Mau coba curhat pakai bahasa Indonesia (yang semoga baik dan semoga benar). Coba pakai saya lagi, karena sudah gede. Memang tidak ada hubungannya.
Kecewa. Rasanya lama gak ketemu dia. Atau belum pernah sama sekali? Bisa jadi. Dari semua hal-hal yang seharusnya mengecewakan dan menyedihkan, rasanya saya belum pernah benar-benar berjumpa dengan si Kecewa ini. Masalah keluarga yang dikira banyak orang menyakiti saya bak dikeroyok massa nyatanya tidak berbekas satu goresan pun. Masalah percintaan yang menyangkut hal-hal yang paling ditakuti orang dalam sebuah hubungan pun berlalu tanpa rasa sakit yang berarti.
Sedih, itu namanya. Sama yang satu itu saya memang sudah berkali-kali berjumpa, berinteraksi, gendong-gendongan, dan lain sebagainya. Kami akrab. Entah memang sial atau itu jalan saya menuju hidup yang utuh. Mungkin sudah terlalu biasa, sampai-sampai mati rasa. Tapi sama si Kecewa, saya anak baru. Masih kaku dan malu-malu. Mau diajak bercanda, takut dia marah.
Kecewa rasanya lucu. Kenapa? Karena saya selalu merasa kedatangannya adalah atas ide brilian saya sendiri. Saya, bermodalkan otak yang lambat (gak ada hubungannya) menipu diri sendiri untuk berpegang pada sesuatu yang kosong. Tanpa diperintah, membangun harapan, lalu sesak napas ketika angin meniupnya pelan tapi pasti. Kepercayaan yang seakan saya obral karena tidak suka lama-lama bermain digenangan masalah, yang kemudian berbalik melukai. Semakin banyak kepercayaan yang terjual, semakin rapuh. Saya dan otak saya menari.
━━━━━━━━━━━━━━━━
> Perintah Tugas 1: Bisakah Anda menulis ulang paragraf dalam tulisan tentang rasa kecewa di atas yang diawali "Kecewa. Rasanya lama gak ketemu dia" secara lebih ringkas tanpa menghilangkan fakta pokoknya?
Teks dan catatan di sini tidak saling berhubungan.
━━━━━━━━━━━━━━━━
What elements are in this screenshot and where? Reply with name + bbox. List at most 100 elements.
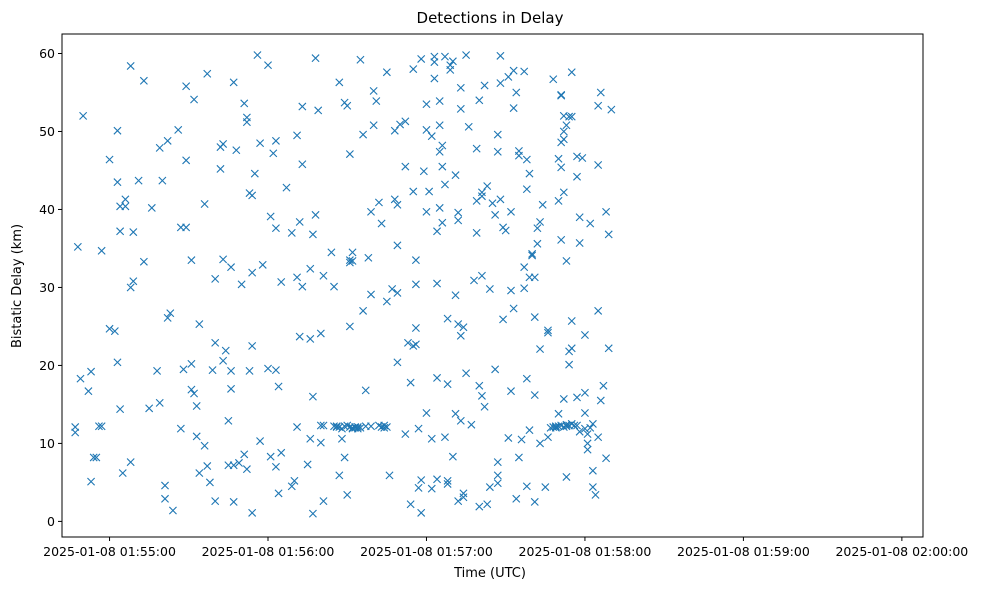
data-point-marker bbox=[438, 218, 447, 227]
data-point-marker bbox=[345, 322, 354, 331]
data-point-marker bbox=[113, 178, 122, 187]
data-point-marker bbox=[97, 246, 106, 255]
data-markers bbox=[71, 51, 616, 518]
data-point-marker bbox=[293, 273, 302, 282]
data-point-marker bbox=[567, 316, 576, 325]
data-point-marker bbox=[390, 126, 399, 135]
data-point-marker bbox=[559, 188, 568, 197]
data-point-marker bbox=[221, 346, 230, 355]
data-point-marker bbox=[287, 482, 296, 491]
data-point-marker bbox=[580, 331, 589, 340]
data-point-marker bbox=[604, 344, 613, 353]
data-point-marker bbox=[168, 506, 177, 515]
data-point-marker bbox=[393, 288, 402, 297]
data-point-marker bbox=[242, 465, 251, 474]
data-point-marker bbox=[433, 227, 442, 236]
data-point-marker bbox=[139, 76, 148, 85]
data-point-marker bbox=[129, 228, 138, 237]
data-point-marker bbox=[293, 423, 302, 432]
data-point-marker bbox=[271, 224, 280, 233]
data-point-marker bbox=[580, 409, 589, 417]
data-point-marker bbox=[557, 90, 566, 99]
data-point-marker bbox=[319, 497, 328, 506]
data-point-marker bbox=[406, 500, 415, 509]
data-point-marker bbox=[488, 199, 497, 208]
data-point-marker bbox=[456, 416, 465, 425]
data-point-marker bbox=[448, 452, 457, 461]
data-point-marker bbox=[145, 404, 154, 413]
data-point-marker bbox=[200, 200, 209, 208]
data-point-marker bbox=[470, 276, 479, 285]
data-point-marker bbox=[493, 147, 502, 156]
data-point-marker bbox=[295, 217, 304, 226]
data-point-marker bbox=[319, 421, 328, 430]
data-point-marker bbox=[306, 434, 315, 443]
data-point-marker bbox=[380, 423, 389, 432]
data-point-marker bbox=[303, 460, 312, 469]
data-point-marker bbox=[533, 224, 542, 233]
data-point-marker bbox=[586, 423, 595, 432]
data-point-marker bbox=[224, 416, 233, 425]
data-point-marker bbox=[87, 367, 96, 376]
data-point-marker bbox=[562, 422, 571, 431]
data-point-marker bbox=[121, 202, 130, 211]
data-point-marker bbox=[528, 249, 537, 258]
data-point-marker bbox=[158, 176, 167, 185]
data-point-marker bbox=[496, 51, 505, 60]
x-tick-label: 2025-01-08 01:56:00 bbox=[202, 544, 335, 559]
data-point-marker bbox=[525, 426, 534, 435]
data-point-marker bbox=[485, 483, 494, 492]
data-point-marker bbox=[161, 481, 169, 490]
data-point-marker bbox=[427, 132, 436, 141]
data-point-marker bbox=[87, 477, 96, 486]
data-point-marker bbox=[557, 235, 566, 244]
data-point-marker bbox=[459, 323, 468, 332]
data-point-marker bbox=[253, 51, 262, 60]
data-point-marker bbox=[485, 285, 494, 293]
data-point-marker bbox=[536, 345, 545, 354]
data-point-marker bbox=[79, 111, 88, 120]
data-point-marker bbox=[364, 253, 373, 262]
data-point-marker bbox=[562, 472, 571, 481]
data-point-marker bbox=[443, 479, 452, 488]
data-point-marker bbox=[525, 169, 534, 178]
data-point-marker bbox=[509, 304, 518, 313]
data-point-marker bbox=[565, 112, 574, 121]
data-point-marker bbox=[73, 242, 82, 251]
data-point-marker bbox=[575, 239, 584, 247]
data-point-marker bbox=[298, 102, 307, 111]
data-point-marker bbox=[480, 81, 489, 90]
data-point-marker bbox=[382, 423, 391, 432]
data-point-marker bbox=[227, 263, 236, 272]
data-point-marker bbox=[250, 169, 259, 178]
data-point-marker bbox=[277, 448, 286, 457]
data-point-marker bbox=[374, 198, 383, 207]
data-point-marker bbox=[411, 324, 420, 332]
data-point-marker bbox=[573, 172, 582, 181]
data-point-marker bbox=[274, 382, 283, 391]
data-point-marker bbox=[459, 493, 468, 502]
y-tick-label: 40 bbox=[39, 202, 55, 217]
data-point-marker bbox=[308, 392, 317, 401]
data-point-marker bbox=[493, 471, 502, 480]
data-point-marker bbox=[493, 458, 502, 467]
data-point-marker bbox=[596, 396, 605, 405]
data-point-marker bbox=[528, 251, 537, 260]
data-point-marker bbox=[290, 476, 299, 485]
data-point-marker bbox=[116, 227, 125, 236]
data-point-marker bbox=[203, 462, 212, 471]
data-point-marker bbox=[345, 150, 354, 159]
data-point-marker bbox=[451, 409, 460, 418]
data-point-marker bbox=[530, 497, 539, 506]
data-point-marker bbox=[134, 176, 143, 185]
data-point-marker bbox=[163, 313, 172, 322]
data-point-marker bbox=[306, 334, 315, 343]
data-point-marker bbox=[319, 271, 328, 280]
data-point-marker bbox=[533, 239, 542, 248]
data-point-marker bbox=[543, 433, 552, 442]
data-point-marker bbox=[530, 273, 539, 282]
data-point-marker bbox=[599, 381, 608, 390]
data-point-marker bbox=[475, 381, 484, 390]
data-point-marker bbox=[554, 196, 563, 205]
data-point-marker bbox=[174, 125, 183, 134]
━━━━━━━━━━━━━━━━
> Perintah Tugas 2: Bisakah Anda mengutip baris-baris dalam catatan, mulai dari baris yang memuat "data-point-marker bbox=[438, 218, 447, 227]" sampai baris yang memuat "data-point-marker bbox=[145, 404, 154, 413]", dengan kedua baris itu ikut disertakan?

> Penyelesaian Soal 1: Penulis merasa sudah lama tidak bertemu rasa kecewa, bahkan mungkin belum pernah sama sekali. Dari semua hal yang seharusnya mengecewakan dan menyedihkan, penulis belum benar-benar mengalaminya. Banyak orang mengira masalah keluarga sangat menyakiti penulis, tetapi masalah itu tidak meninggalkan bekas sedikit pun. Masalah percintaan yang menyangkut hal paling ditakuti dalam sebuah hubungan pun berlalu tanpa rasa sakit yang berarti.

> Penyelesaian Soal 2:
data-point-marker bbox=[438, 218, 447, 227]
data-point-marker bbox=[345, 322, 354, 331]
data-point-marker bbox=[113, 178, 122, 187]
data-point-marker bbox=[97, 246, 106, 255]
data-markers bbox=[71, 51, 616, 518]
data-point-marker bbox=[293, 273, 302, 282]
data-point-marker bbox=[567, 316, 576, 325]
data-point-marker bbox=[390, 126, 399, 135]
data-point-marker bbox=[559, 188, 568, 197]
data-point-marker bbox=[221, 346, 230, 355]
data-point-marker bbox=[287, 482, 296, 491]
data-point-marker bbox=[580, 331, 589, 340]
data-point-marker bbox=[604, 344, 613, 353]
data-point-marker bbox=[168, 506, 177, 515]
data-point-marker bbox=[393, 288, 402, 297]
data-point-marker bbox=[242, 465, 251, 474]
data-point-marker bbox=[433, 227, 442, 236]
data-point-marker bbox=[139, 76, 148, 85]
data-point-marker bbox=[129, 228, 138, 237]
data-point-marker bbox=[293, 423, 302, 432]
data-point-marker bbox=[271, 224, 280, 233]
data-point-marker bbox=[580, 409, 589, 417]
data-point-marker bbox=[557, 90, 566, 99]
data-point-marker bbox=[319, 497, 328, 506]
data-point-marker bbox=[406, 500, 415, 509]
data-point-marker bbox=[488, 199, 497, 208]
data-point-marker bbox=[456, 416, 465, 425]
data-point-marker bbox=[448, 452, 457, 461]
data-point-marker bbox=[145, 404, 154, 413]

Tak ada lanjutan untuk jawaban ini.